[START Data lines]

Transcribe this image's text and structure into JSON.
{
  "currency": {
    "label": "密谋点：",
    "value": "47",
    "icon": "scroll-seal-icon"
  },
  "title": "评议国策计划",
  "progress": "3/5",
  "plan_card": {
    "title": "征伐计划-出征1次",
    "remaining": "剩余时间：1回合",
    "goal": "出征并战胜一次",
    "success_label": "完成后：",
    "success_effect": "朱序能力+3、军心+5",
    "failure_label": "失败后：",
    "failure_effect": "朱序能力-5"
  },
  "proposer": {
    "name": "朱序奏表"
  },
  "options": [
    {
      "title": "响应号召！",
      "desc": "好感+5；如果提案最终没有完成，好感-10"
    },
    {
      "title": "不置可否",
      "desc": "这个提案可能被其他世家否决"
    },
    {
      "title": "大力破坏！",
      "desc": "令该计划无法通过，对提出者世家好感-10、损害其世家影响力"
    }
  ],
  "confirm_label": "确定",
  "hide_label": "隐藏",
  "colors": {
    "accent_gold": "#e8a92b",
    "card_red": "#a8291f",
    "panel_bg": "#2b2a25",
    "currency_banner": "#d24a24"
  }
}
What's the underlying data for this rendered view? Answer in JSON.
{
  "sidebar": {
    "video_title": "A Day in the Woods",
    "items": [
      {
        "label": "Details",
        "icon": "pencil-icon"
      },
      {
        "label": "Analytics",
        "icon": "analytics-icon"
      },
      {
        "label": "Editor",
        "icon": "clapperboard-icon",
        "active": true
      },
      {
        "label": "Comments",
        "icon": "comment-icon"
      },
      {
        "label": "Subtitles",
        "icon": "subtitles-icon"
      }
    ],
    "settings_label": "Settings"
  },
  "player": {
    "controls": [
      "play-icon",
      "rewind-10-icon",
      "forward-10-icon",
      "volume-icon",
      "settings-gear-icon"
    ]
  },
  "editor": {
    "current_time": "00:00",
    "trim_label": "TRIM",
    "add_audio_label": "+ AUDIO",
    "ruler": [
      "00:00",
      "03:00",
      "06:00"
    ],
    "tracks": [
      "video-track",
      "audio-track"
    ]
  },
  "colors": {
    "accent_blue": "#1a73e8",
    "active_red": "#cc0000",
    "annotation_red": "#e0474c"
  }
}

[END Data lines]

### Exercise goal
Repeat every line of the material exactly as given.

### Solution for this task
Transcribe this image's text and structure into JSON.
{
  "currency": {
    "label": "密谋点：",
    "value": "47",
    "icon": "scroll-seal-icon"
  },
  "title": "评议国策计划",
  "progress": "3/5",
  "plan_card": {
    "title": "征伐计划-出征1次",
    "remaining": "剩余时间：1回合",
    "goal": "出征并战胜一次",
    "success_label": "完成后：",
    "success_effect": "朱序能力+3、军心+5",
    "failure_label": "失败后：",
    "failure_effect": "朱序能力-5"
  },
  "proposer": {
    "name": "朱序奏表"
  },
  "options": [
    {
      "title": "响应号召！",
      "desc": "好感+5；如果提案最终没有完成，好感-10"
    },
    {
      "title": "不置可否",
      "desc": "这个提案可能被其他世家否决"
    },
    {
      "title": "大力破坏！",
      "desc": "令该计划无法通过，对提出者世家好感-10、损害其世家影响力"
    }
  ],
  "confirm_label": "确定",
  "hide_label": "隐藏",
  "colors": {
    "accent_gold": "#e8a92b",
    "card_red": "#a8291f",
    "panel_bg": "#2b2a25",
    "currency_banner": "#d24a24"
  }
}
What's the underlying data for this rendered view? Answer in JSON.
{
  "sidebar": {
    "video_title": "A Day in the Woods",
    "items": [
      {
        "label": "Details",
        "icon": "pencil-icon"
      },
      {
        "label": "Analytics",
        "icon": "analytics-icon"
      },
      {
        "label": "Editor",
        "icon": "clapperboard-icon",
        "active": true
      },
      {
        "label": "Comments",
        "icon": "comment-icon"
      },
      {
        "label": "Subtitles",
        "icon": "subtitles-icon"
      }
    ],
    "settings_label": "Settings"
  },
  "player": {
    "controls": [
      "play-icon",
      "rewind-10-icon",
      "forward-10-icon",
      "volume-icon",
      "settings-gear-icon"
    ]
  },
  "editor": {
    "current_time": "00:00",
    "trim_label": "TRIM",
    "add_audio_label": "+ AUDIO",
    "ruler": [
      "00:00",
      "03:00",
      "06:00"
    ],
    "tracks": [
      "video-track",
      "audio-track"
    ]
  },
  "colors": {
    "accent_blue": "#1a73e8",
    "active_red": "#cc0000",
    "annotation_red": "#e0474c"
  }
}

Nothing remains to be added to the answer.